#### [SOURCE RECORDS]
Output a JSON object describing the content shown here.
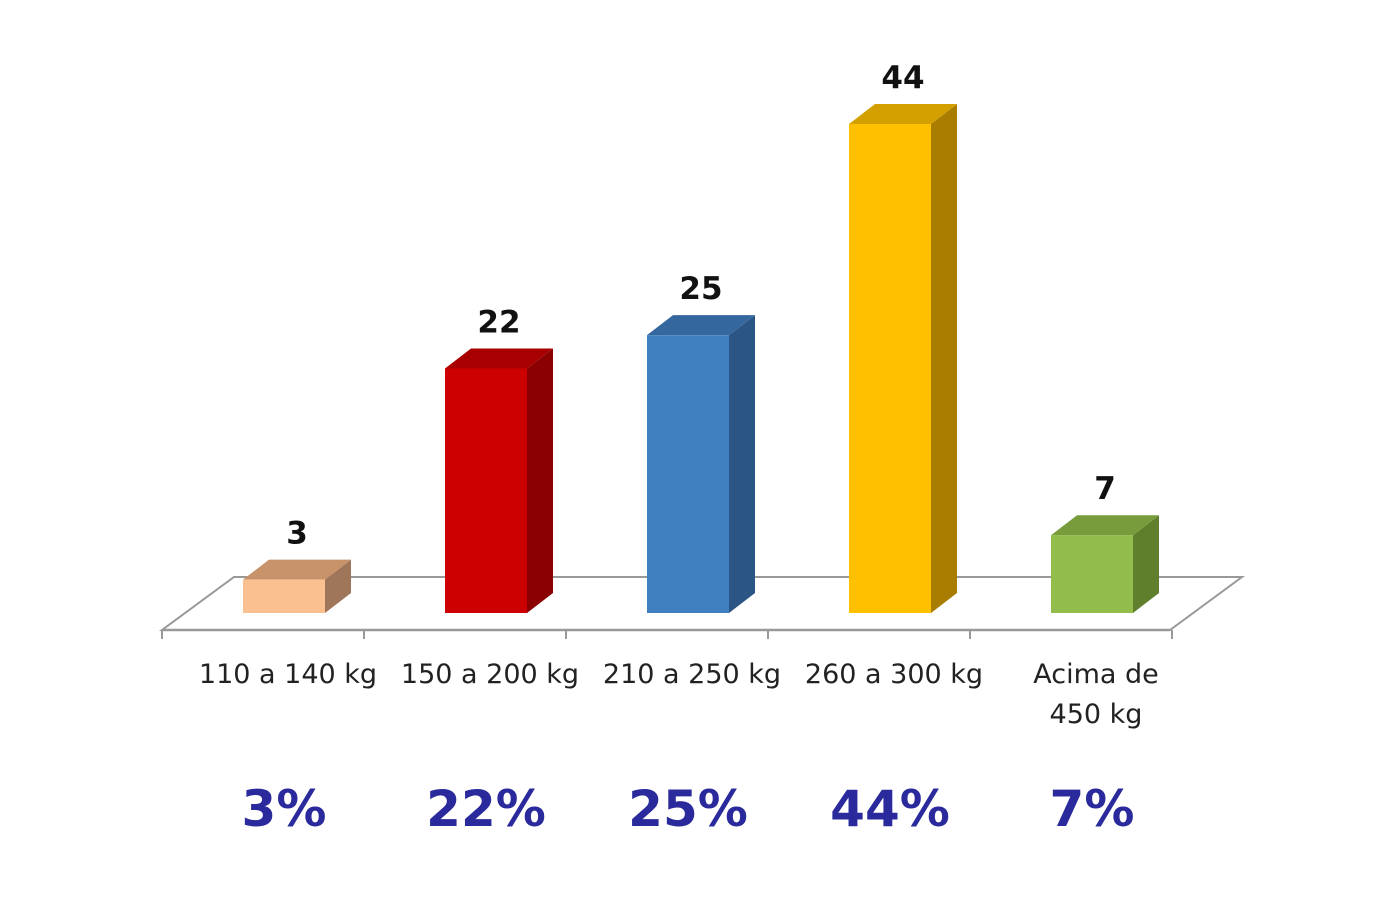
{
  "chart_data": {
    "type": "bar",
    "categories": [
      "110 a 140 kg",
      "150 a 200 kg",
      "210 a 250 kg",
      "260 a 300 kg",
      "Acima de 450 kg"
    ],
    "values": [
      3,
      22,
      25,
      44,
      7
    ],
    "percent_labels": [
      "3%",
      "22%",
      "25%",
      "44%",
      "7%"
    ],
    "title": "",
    "xlabel": "",
    "ylabel": "",
    "ylim": [
      0,
      44
    ],
    "grid": false,
    "legend": "none",
    "style": "3d-column",
    "colors": [
      {
        "front": "#fac090",
        "side": "#a0765a",
        "top": "#c8936a"
      },
      {
        "front": "#cc0000",
        "side": "#8b0000",
        "top": "#a80000"
      },
      {
        "front": "#4080c0",
        "side": "#2a5584",
        "top": "#34679e"
      },
      {
        "front": "#ffc000",
        "side": "#a87d00",
        "top": "#d4a000"
      },
      {
        "front": "#92bc4c",
        "side": "#5f7f2c",
        "top": "#789c3c"
      }
    ],
    "axis_color": "#999999"
  }
}
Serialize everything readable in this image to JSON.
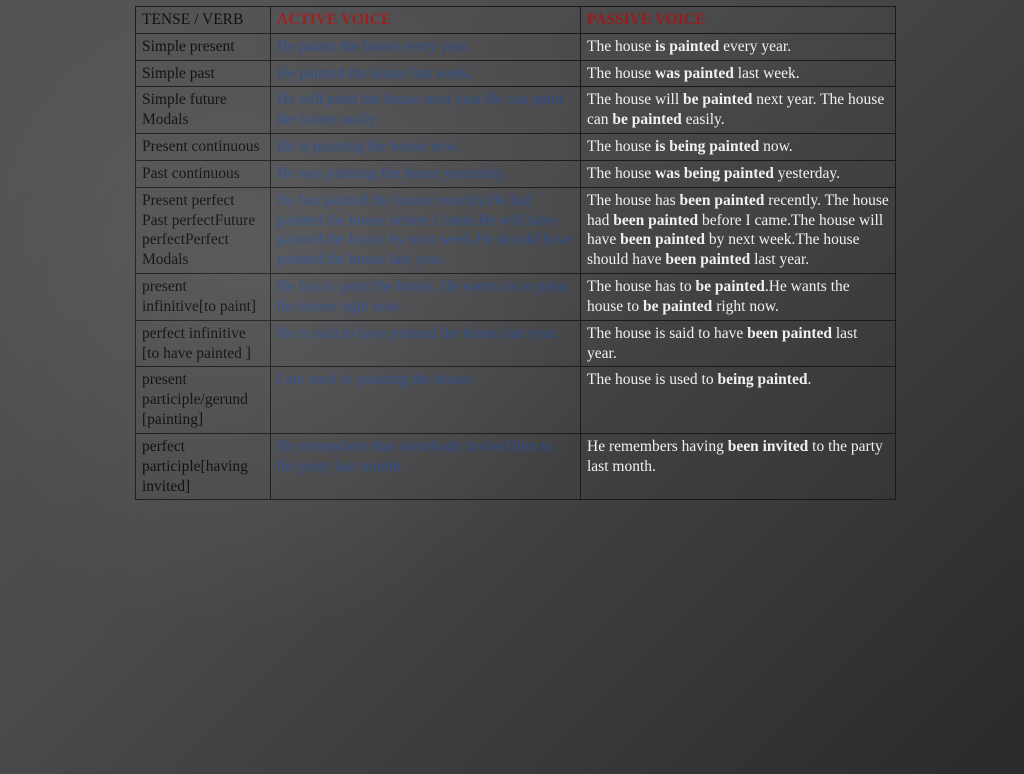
{
  "colors": {
    "header_accent": "#9b1b1b",
    "tense_text": "#0a0a0a",
    "active_text": "#2a4a8a",
    "passive_text": "#f0f0f0",
    "border": "#1a1a1a",
    "bg_gradient_from": "#525254",
    "bg_gradient_to": "#2a2a2c"
  },
  "table": {
    "header": {
      "tense": "TENSE / VERB",
      "active": "ACTIVE VOICE",
      "passive": "PASSIVE VOICE"
    },
    "rows": [
      {
        "tense": "Simple present",
        "active": "He paints the house every year.",
        "passive_pre": "The house ",
        "passive_bold": "is painted",
        "passive_post": " every year."
      },
      {
        "tense": "Simple past",
        "active": "He painted the house last week.",
        "passive_pre": "The house ",
        "passive_bold": "was painted",
        "passive_post": " last week."
      },
      {
        "tense": "Simple future Modals",
        "active": "He will paint the house next year.He can paint the house easily.",
        "passive_pre": "The house will ",
        "passive_bold": "be painted",
        "passive_post": " next year. The house can ",
        "passive_bold2": "be painted",
        "passive_post2": " easily."
      },
      {
        "tense": "Present continuous",
        "active": "He is painting the house now.",
        "passive_pre": "The house ",
        "passive_bold": "is being painted",
        "passive_post": " now."
      },
      {
        "tense": "Past continuous",
        "active": "He was painting the house yesterday.",
        "passive_pre": "The house ",
        "passive_bold": "was being painted",
        "passive_post": " yesterday."
      },
      {
        "tense": "Present perfect Past perfectFuture perfectPerfect Modals",
        "active": "He has painted the house recently.He had painted the house before I came.He will have painted the house by next week.He should have painted the house last year.",
        "passive_pre": "The house has ",
        "passive_bold": "been painted",
        "passive_post": " recently. The house had ",
        "passive_bold2": "been painted",
        "passive_post2": " before I came.The house will have ",
        "passive_bold3": "been painted",
        "passive_post3": " by next week.The house should have ",
        "passive_bold4": "been painted",
        "passive_post4": " last year."
      },
      {
        "tense": "present infinitive",
        "tense_bracket": "[to paint]",
        "active": "He has to paint the house. He wants us to paint the house right now.",
        "passive_pre": "The house has to ",
        "passive_bold": "be painted",
        "passive_post": ".He wants the house to ",
        "passive_bold2": "be painted",
        "passive_post2": " right now."
      },
      {
        "tense": "perfect infinitive ",
        "tense_bracket": "[to have painted ]",
        "active": "He is said to have painted the house last year.",
        "passive_pre": "The house is said to have ",
        "passive_bold": "been painted",
        "passive_post": " last year."
      },
      {
        "tense": "present participle/gerund ",
        "tense_bracket": "[painting]",
        "active": "I am used to painting the house.",
        "passive_pre": "The house is used to ",
        "passive_bold": "being painted",
        "passive_post": "."
      },
      {
        "tense": "perfect participle",
        "tense_bracket": "[having invited]",
        "active": "He remembers that somebody invited him to the party last month.",
        "passive_pre": "He remembers having ",
        "passive_bold": "been invited",
        "passive_post": " to the party last month."
      }
    ]
  }
}
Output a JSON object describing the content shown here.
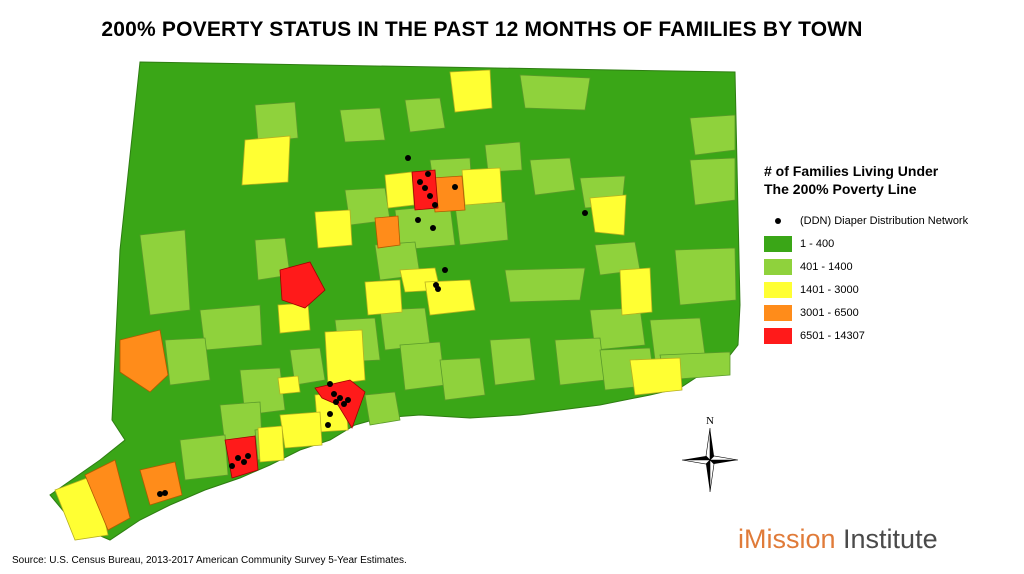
{
  "title": "200% POVERTY STATUS IN THE PAST 12 MONTHS OF FAMILIES BY TOWN",
  "legend": {
    "title_line1": "# of Families Living Under",
    "title_line2": "The 200% Poverty Line",
    "marker_label": "(DDN) Diaper Distribution Network",
    "classes": [
      {
        "label": "1 - 400",
        "color": "#3aa617"
      },
      {
        "label": "401 - 1400",
        "color": "#8fd23c"
      },
      {
        "label": "1401 - 3000",
        "color": "#ffff33"
      },
      {
        "label": "3001 - 6500",
        "color": "#ff8c1a"
      },
      {
        "label": "6501 - 14307",
        "color": "#ff1a1a"
      }
    ]
  },
  "north_label": "N",
  "source": "Source: U.S. Census Bureau, 2013-2017 American Community Survey 5-Year Estimates.",
  "brand": {
    "part1": "iMission",
    "part2": " Institute"
  }
}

#### [AIM]
Copy every line of the records above that contains "have".

#### [OUTPUT FOR THIS EXERCISE]
        "active": "He has painted the house recently.He had painted the house before I came.He will have painted the house by next week.He should have painted the house last year.",
        "passive_post2": " before I came.The house will have ",
        "passive_post3": " by next week.The house should have ",
        "tense_bracket": "[to have painted ]",
        "active": "He is said to have painted the house last year.",
        "passive_pre": "The house is said to have ",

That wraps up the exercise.